— Start —
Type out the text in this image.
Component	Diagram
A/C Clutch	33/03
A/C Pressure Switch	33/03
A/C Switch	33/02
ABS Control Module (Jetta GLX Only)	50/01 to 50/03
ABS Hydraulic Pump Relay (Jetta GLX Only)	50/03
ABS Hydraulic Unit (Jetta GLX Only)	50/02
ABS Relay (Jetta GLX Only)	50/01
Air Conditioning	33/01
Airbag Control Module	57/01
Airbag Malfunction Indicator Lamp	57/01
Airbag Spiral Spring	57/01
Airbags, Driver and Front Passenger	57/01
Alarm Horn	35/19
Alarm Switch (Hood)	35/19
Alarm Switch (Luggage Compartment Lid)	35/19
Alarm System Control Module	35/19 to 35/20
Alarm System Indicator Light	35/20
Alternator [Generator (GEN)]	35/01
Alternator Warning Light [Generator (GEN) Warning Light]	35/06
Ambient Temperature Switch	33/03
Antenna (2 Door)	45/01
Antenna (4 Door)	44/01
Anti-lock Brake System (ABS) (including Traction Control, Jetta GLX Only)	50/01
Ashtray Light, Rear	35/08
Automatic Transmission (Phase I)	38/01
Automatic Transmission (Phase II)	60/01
— End —
> [Challenge]: Copy out every line from the material above in which the word "Jetta" appears.

> [Complete response]:
ABS Control Module (Jetta GLX Only)	50/01 to 50/03
ABS Hydraulic Pump Relay (Jetta GLX Only)	50/03
ABS Hydraulic Unit (Jetta GLX Only)	50/02
ABS Relay (Jetta GLX Only)	50/01
Anti-lock Brake System (ABS) (including Traction Control, Jetta GLX Only)	50/01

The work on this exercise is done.